====== Page text

Dave Odom's third South Carolina team fooled everyone last season. Picked to finish near the bottom of the SEC in nearly every preseason poll, the surprisingly athletic Gamecocks rallied around that perceived snub.
Using trapping defenses to stun its early foes, South Carolina began the season 19-3, stumbled down the stretch when SEC teams adjusted to the defense but still made the school's first NCAA appearance since 1998.
This season, the Gamecocks don't figure to sneak up on anyone as they attempt to build on their 23-11 record and one-and-done NCAA appearance. But that doesn't mean Odom plans to change his team's aggressive approach.
"We've tried to recruit kids that would come in and allow us to try to continue that style," said Odom, voted the SEC Coach of the Year last season. "We do want to continue that and we want to get better at it, if we possibly can. And we should be able to."
FRONTCOURTSouth Carolina returns its leading scorer and rebounder, 6-foot-7 senior Carlos Powell, and added more athleticism in the paint when 6-8 Antoine Tisby signed in May. They'll team with 6-9 sophomore Brandon Wallace to give the Gamecocks a solid nucleus up front.
Powell must become a more consistent scorer if the Gamecocks are to surpass last season's success. In South Carolina's final 10 games, he failed to reach double figures six times.

============

### Prompt 1
Render the listing as a JSON list of strings, one string per line and no blank lines. Begin at the first line of the listing and stop after the line containing "gear-icon <box>21 194 31 204</box>", counting both of those lines.
### Prompt 2
Finish out the next part of the preview of South Carolina's basketball season, picking up right after its final sentence.

====== Record list

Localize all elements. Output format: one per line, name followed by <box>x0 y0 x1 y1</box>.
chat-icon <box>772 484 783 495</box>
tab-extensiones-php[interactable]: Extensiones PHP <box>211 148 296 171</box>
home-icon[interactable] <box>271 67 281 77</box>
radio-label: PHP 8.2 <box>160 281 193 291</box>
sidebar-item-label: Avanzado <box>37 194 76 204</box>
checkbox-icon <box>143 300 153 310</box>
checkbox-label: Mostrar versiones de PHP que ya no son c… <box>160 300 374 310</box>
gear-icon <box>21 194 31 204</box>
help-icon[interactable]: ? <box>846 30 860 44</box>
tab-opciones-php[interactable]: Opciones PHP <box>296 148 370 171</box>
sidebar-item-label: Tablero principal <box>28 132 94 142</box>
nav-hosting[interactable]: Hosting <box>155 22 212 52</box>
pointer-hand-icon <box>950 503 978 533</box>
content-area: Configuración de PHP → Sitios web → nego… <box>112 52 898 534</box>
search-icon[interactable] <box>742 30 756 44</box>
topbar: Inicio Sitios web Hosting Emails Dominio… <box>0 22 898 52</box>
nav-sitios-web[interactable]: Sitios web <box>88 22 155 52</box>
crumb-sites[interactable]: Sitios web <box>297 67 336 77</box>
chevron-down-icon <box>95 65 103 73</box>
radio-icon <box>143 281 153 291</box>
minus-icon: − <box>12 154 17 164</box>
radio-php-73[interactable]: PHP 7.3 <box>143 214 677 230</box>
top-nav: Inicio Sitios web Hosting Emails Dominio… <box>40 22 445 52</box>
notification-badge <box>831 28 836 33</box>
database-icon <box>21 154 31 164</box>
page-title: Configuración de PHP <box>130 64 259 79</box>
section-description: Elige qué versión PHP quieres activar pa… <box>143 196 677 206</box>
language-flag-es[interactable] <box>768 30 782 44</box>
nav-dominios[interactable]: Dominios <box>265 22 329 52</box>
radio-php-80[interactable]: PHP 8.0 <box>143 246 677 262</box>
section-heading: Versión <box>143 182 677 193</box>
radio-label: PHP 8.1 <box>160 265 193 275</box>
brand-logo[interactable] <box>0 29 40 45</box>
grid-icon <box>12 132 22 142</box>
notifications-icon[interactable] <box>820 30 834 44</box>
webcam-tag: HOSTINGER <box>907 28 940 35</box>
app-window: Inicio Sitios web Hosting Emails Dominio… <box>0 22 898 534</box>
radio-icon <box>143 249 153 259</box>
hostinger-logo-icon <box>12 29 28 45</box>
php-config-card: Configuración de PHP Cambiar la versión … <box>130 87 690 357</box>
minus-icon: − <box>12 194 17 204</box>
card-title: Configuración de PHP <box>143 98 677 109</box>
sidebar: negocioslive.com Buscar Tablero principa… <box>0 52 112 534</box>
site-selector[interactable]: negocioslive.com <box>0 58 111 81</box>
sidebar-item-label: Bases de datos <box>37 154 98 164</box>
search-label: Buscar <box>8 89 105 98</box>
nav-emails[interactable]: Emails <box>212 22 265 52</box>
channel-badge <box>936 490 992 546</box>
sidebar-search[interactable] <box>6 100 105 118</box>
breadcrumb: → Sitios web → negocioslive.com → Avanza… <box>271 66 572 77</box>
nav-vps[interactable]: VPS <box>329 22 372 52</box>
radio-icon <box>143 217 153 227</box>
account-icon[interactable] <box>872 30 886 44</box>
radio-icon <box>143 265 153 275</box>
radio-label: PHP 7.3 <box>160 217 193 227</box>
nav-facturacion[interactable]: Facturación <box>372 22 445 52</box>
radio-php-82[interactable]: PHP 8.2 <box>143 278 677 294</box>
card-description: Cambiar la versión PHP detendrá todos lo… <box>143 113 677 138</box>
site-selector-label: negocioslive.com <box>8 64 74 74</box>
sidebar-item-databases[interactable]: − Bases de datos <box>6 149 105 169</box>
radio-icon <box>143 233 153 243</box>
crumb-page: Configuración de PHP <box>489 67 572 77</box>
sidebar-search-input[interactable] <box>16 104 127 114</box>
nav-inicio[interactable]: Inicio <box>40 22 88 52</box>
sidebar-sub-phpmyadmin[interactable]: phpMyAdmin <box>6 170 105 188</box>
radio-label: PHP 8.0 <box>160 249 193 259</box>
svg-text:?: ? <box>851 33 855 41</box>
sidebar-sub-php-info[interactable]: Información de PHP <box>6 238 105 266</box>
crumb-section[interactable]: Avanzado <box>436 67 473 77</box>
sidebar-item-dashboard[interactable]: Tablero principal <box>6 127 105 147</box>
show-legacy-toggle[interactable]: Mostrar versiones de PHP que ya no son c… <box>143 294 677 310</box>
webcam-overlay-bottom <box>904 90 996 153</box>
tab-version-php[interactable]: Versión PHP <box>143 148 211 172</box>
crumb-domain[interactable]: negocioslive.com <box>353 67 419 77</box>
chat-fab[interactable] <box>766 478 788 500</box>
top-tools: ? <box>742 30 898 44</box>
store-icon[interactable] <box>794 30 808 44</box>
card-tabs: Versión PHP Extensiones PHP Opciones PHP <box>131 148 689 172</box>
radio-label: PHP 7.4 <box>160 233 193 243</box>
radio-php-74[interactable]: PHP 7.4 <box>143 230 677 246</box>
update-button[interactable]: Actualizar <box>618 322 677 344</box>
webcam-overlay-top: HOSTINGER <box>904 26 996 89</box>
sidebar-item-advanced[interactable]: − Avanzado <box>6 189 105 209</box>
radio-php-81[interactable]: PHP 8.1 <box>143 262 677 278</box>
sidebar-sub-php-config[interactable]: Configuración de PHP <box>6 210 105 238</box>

============

### Final result 1
[
  "Localize all elements. Output format: one per line, name followed by <box>x0 y0 x1 y1</box>.",
  "chat-icon <box>772 484 783 495</box>",
  "tab-extensiones-php[interactable]: Extensiones PHP <box>211 148 296 171</box>",
  "home-icon[interactable] <box>271 67 281 77</box>",
  "radio-label: PHP 8.2 <box>160 281 193 291</box>",
  "sidebar-item-label: Avanzado <box>37 194 76 204</box>",
  "checkbox-icon <box>143 300 153 310</box>",
  "checkbox-label: Mostrar versiones de PHP que ya no son c… <box>160 300 374 310</box>",
  "gear-icon <box>21 194 31 204</box>"
]

### Final result 2
The wiry Wallace, an effective shot-blocker despite playing at 190 pounds as a freshman, worked to add bulk to his athletic frame in the offseason. He gained valuable experience late last season after senior Rolando Howell was lost for the year with a broken wrist. "I think you'll see some added weight and strength on him," Odom said. "And I think he'll be a better player as a result of it."
Another 6-7 player, sophomore forward Renaldo Balkman, has the potential to add punch at both ends. He is a solid rebounder (4.6 rpg) and shot-blocker with a developing perimeter game.
A pair of 6-10 centers, senior John Chappell and sophomore Paulius Joneliunas, are unspectacular, but they provide depth. Chappell should play 10-15 minutes per game to aid with rebounding and add toughness in the paint.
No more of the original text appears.